▽

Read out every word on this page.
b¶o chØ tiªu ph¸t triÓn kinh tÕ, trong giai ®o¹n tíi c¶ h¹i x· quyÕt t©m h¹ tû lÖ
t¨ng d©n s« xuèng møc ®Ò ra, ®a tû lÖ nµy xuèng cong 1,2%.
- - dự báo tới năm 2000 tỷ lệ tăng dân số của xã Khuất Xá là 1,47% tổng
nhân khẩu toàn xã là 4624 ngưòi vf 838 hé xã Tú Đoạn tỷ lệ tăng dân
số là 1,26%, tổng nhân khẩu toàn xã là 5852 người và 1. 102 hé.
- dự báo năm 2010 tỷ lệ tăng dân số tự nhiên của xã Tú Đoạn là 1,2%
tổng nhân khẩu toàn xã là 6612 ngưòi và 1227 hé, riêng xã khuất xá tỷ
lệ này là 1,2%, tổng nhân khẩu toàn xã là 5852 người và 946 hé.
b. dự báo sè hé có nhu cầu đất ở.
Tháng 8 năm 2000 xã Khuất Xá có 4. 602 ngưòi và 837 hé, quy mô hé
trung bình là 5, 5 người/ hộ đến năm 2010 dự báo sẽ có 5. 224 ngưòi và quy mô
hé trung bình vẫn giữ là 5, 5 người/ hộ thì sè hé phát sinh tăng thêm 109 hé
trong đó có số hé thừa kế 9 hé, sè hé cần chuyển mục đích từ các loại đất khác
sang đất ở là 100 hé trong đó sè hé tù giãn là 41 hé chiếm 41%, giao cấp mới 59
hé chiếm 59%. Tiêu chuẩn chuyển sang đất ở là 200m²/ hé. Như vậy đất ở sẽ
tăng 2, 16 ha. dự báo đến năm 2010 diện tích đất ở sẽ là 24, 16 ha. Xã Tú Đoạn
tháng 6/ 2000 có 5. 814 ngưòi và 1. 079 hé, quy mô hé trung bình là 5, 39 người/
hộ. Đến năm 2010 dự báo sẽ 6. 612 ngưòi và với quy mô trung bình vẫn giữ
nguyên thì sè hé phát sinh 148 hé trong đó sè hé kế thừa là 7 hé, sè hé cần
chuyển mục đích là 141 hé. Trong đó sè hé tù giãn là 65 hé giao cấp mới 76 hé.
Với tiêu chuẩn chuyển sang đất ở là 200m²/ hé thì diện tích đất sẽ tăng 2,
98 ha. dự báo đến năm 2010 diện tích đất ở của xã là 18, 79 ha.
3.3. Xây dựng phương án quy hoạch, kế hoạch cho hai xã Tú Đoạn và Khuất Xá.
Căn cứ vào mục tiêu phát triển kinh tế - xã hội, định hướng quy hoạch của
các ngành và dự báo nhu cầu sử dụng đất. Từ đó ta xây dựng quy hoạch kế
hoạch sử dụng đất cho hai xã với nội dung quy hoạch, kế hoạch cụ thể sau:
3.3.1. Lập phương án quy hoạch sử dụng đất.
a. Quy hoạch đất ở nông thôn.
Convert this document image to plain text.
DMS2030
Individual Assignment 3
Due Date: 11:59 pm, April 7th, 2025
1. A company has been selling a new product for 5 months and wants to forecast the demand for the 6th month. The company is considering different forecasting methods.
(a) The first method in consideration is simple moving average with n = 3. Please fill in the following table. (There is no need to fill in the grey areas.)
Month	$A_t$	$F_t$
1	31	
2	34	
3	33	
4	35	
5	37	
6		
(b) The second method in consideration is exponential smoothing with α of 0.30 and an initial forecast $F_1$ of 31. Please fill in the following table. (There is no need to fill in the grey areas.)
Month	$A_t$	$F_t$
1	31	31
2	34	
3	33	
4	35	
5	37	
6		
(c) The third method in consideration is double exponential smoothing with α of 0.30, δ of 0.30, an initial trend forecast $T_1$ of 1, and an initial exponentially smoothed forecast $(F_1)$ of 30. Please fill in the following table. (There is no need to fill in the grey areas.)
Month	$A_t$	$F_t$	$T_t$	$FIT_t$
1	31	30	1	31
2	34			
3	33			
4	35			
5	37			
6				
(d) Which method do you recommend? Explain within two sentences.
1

△

### Problem details
Go through the preceding material and copy each line that has the word "chuẩn".

### Response below
hé chiếm 59%. Tiêu chuẩn chuyển sang đất ở là 200m²/ hé. Như vậy đất ở sẽ
Với tiêu chuẩn chuyển sang đất ở là 200m²/ hé thì diện tích đất sẽ tăng 2,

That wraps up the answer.